Short problem: Print the records again, character for character.

Lines of data:
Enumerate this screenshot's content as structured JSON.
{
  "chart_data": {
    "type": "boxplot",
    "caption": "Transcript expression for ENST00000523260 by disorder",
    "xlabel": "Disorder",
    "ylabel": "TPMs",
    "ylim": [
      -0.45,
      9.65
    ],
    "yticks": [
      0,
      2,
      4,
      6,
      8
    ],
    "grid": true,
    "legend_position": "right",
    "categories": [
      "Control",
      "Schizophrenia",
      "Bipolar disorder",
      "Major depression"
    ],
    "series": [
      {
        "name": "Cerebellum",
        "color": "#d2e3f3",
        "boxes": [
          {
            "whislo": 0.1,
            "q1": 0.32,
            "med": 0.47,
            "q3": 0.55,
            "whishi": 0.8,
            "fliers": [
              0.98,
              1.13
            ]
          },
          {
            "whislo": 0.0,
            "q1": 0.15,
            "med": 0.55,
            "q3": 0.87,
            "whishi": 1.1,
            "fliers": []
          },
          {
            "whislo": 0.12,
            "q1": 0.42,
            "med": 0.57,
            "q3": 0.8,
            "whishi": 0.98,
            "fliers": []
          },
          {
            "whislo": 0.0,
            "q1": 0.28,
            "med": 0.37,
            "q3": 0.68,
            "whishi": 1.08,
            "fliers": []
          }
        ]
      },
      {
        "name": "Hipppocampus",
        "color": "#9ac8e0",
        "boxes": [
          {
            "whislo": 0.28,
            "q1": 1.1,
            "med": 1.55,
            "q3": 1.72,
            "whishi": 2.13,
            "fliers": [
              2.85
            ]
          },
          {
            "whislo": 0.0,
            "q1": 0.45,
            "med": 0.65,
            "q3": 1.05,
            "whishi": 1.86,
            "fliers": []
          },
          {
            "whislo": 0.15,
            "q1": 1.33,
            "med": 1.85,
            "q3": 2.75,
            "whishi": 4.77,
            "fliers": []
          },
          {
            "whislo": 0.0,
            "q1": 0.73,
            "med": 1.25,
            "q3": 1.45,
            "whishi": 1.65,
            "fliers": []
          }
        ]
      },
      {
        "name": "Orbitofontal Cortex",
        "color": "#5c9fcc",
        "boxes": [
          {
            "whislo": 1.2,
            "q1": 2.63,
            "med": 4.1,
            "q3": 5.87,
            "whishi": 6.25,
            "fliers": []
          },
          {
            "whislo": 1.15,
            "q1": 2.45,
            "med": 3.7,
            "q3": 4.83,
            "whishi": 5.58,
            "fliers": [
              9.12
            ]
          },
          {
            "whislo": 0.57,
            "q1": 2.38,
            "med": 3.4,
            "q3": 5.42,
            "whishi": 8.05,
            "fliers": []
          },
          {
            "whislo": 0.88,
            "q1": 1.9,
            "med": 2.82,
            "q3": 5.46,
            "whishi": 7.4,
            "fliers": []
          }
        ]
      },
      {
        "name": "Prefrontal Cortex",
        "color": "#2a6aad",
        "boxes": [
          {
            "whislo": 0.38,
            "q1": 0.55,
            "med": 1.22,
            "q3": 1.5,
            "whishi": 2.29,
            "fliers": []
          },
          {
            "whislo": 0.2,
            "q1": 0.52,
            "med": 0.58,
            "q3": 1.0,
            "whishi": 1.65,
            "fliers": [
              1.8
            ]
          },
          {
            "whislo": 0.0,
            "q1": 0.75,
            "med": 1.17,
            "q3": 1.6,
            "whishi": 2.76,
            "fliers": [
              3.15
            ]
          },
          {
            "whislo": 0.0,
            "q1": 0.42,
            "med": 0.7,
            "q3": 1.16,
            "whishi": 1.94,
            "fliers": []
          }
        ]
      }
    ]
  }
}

Result of the task:
Enumerate this screenshot's content as structured JSON.
{
  "chart_data": {
    "type": "boxplot",
    "caption": "Transcript expression for ENST00000523260 by disorder",
    "xlabel": "Disorder",
    "ylabel": "TPMs",
    "ylim": [
      -0.45,
      9.65
    ],
    "yticks": [
      0,
      2,
      4,
      6,
      8
    ],
    "grid": true,
    "legend_position": "right",
    "categories": [
      "Control",
      "Schizophrenia",
      "Bipolar disorder",
      "Major depression"
    ],
    "series": [
      {
        "name": "Cerebellum",
        "color": "#d2e3f3",
        "boxes": [
          {
            "whislo": 0.1,
            "q1": 0.32,
            "med": 0.47,
            "q3": 0.55,
            "whishi": 0.8,
            "fliers": [
              0.98,
              1.13
            ]
          },
          {
            "whislo": 0.0,
            "q1": 0.15,
            "med": 0.55,
            "q3": 0.87,
            "whishi": 1.1,
            "fliers": []
          },
          {
            "whislo": 0.12,
            "q1": 0.42,
            "med": 0.57,
            "q3": 0.8,
            "whishi": 0.98,
            "fliers": []
          },
          {
            "whislo": 0.0,
            "q1": 0.28,
            "med": 0.37,
            "q3": 0.68,
            "whishi": 1.08,
            "fliers": []
          }
        ]
      },
      {
        "name": "Hipppocampus",
        "color": "#9ac8e0",
        "boxes": [
          {
            "whislo": 0.28,
            "q1": 1.1,
            "med": 1.55,
            "q3": 1.72,
            "whishi": 2.13,
            "fliers": [
              2.85
            ]
          },
          {
            "whislo": 0.0,
            "q1": 0.45,
            "med": 0.65,
            "q3": 1.05,
            "whishi": 1.86,
            "fliers": []
          },
          {
            "whislo": 0.15,
            "q1": 1.33,
            "med": 1.85,
            "q3": 2.75,
            "whishi": 4.77,
            "fliers": []
          },
          {
            "whislo": 0.0,
            "q1": 0.73,
            "med": 1.25,
            "q3": 1.45,
            "whishi": 1.65,
            "fliers": []
          }
        ]
      },
      {
        "name": "Orbitofontal Cortex",
        "color": "#5c9fcc",
        "boxes": [
          {
            "whislo": 1.2,
            "q1": 2.63,
            "med": 4.1,
            "q3": 5.87,
            "whishi": 6.25,
            "fliers": []
          },
          {
            "whislo": 1.15,
            "q1": 2.45,
            "med": 3.7,
            "q3": 4.83,
            "whishi": 5.58,
            "fliers": [
              9.12
            ]
          },
          {
            "whislo": 0.57,
            "q1": 2.38,
            "med": 3.4,
            "q3": 5.42,
            "whishi": 8.05,
            "fliers": []
          },
          {
            "whislo": 0.88,
            "q1": 1.9,
            "med": 2.82,
            "q3": 5.46,
            "whishi": 7.4,
            "fliers": []
          }
        ]
      },
      {
        "name": "Prefrontal Cortex",
        "color": "#2a6aad",
        "boxes": [
          {
            "whislo": 0.38,
            "q1": 0.55,
            "med": 1.22,
            "q3": 1.5,
            "whishi": 2.29,
            "fliers": []
          },
          {
            "whislo": 0.2,
            "q1": 0.52,
            "med": 0.58,
            "q3": 1.0,
            "whishi": 1.65,
            "fliers": [
              1.8
            ]
          },
          {
            "whislo": 0.0,
            "q1": 0.75,
            "med": 1.17,
            "q3": 1.6,
            "whishi": 2.76,
            "fliers": [
              3.15
            ]
          },
          {
            "whislo": 0.0,
            "q1": 0.42,
            "med": 0.7,
            "q3": 1.16,
            "whishi": 1.94,
            "fliers": []
          }
        ]
      }
    ]
  }
}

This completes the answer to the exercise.